Problem statement ::
Copy out every line exactly as given.

• • • • • • •

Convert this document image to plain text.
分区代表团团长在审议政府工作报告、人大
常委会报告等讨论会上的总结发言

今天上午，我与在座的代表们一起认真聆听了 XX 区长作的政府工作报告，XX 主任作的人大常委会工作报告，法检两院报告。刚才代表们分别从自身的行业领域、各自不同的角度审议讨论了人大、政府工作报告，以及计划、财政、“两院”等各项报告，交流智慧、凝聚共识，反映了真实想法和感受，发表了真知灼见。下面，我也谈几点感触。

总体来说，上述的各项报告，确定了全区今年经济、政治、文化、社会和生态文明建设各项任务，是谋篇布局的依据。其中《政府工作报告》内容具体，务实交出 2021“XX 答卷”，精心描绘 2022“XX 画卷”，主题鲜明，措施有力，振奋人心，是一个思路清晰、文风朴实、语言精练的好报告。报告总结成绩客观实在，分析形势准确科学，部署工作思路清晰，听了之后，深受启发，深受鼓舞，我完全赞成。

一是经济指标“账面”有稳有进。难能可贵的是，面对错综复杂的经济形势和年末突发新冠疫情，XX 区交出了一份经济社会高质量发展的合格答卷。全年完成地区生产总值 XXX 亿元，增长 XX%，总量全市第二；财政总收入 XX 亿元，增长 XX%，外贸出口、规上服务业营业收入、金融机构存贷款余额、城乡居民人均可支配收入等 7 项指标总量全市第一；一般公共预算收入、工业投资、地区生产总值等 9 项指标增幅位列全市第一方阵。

• • • • • • •

Completed exercise ::
Convert this document image to plain text.
分区代表团团长在审议政府工作报告、人大
常委会报告等讨论会上的总结发言

今天上午，我与在座的代表们一起认真聆听了 XX 区长作的政府工作报告，XX 主任作的人大常委会工作报告，法检两院报告。刚才代表们分别从自身的行业领域、各自不同的角度审议讨论了人大、政府工作报告，以及计划、财政、“两院”等各项报告，交流智慧、凝聚共识，反映了真实想法和感受，发表了真知灼见。下面，我也谈几点感触。

总体来说，上述的各项报告，确定了全区今年经济、政治、文化、社会和生态文明建设各项任务，是谋篇布局的依据。其中《政府工作报告》内容具体，务实交出 2021“XX 答卷”，精心描绘 2022“XX 画卷”，主题鲜明，措施有力，振奋人心，是一个思路清晰、文风朴实、语言精练的好报告。报告总结成绩客观实在，分析形势准确科学，部署工作思路清晰，听了之后，深受启发，深受鼓舞，我完全赞成。

一是经济指标“账面”有稳有进。难能可贵的是，面对错综复杂的经济形势和年末突发新冠疫情，XX 区交出了一份经济社会高质量发展的合格答卷。全年完成地区生产总值 XXX 亿元，增长 XX%，总量全市第二；财政总收入 XX 亿元，增长 XX%，外贸出口、规上服务业营业收入、金融机构存贷款余额、城乡居民人均可支配收入等 7 项指标总量全市第一；一般公共预算收入、工业投资、地区生产总值等 9 项指标增幅位列全市第一方阵。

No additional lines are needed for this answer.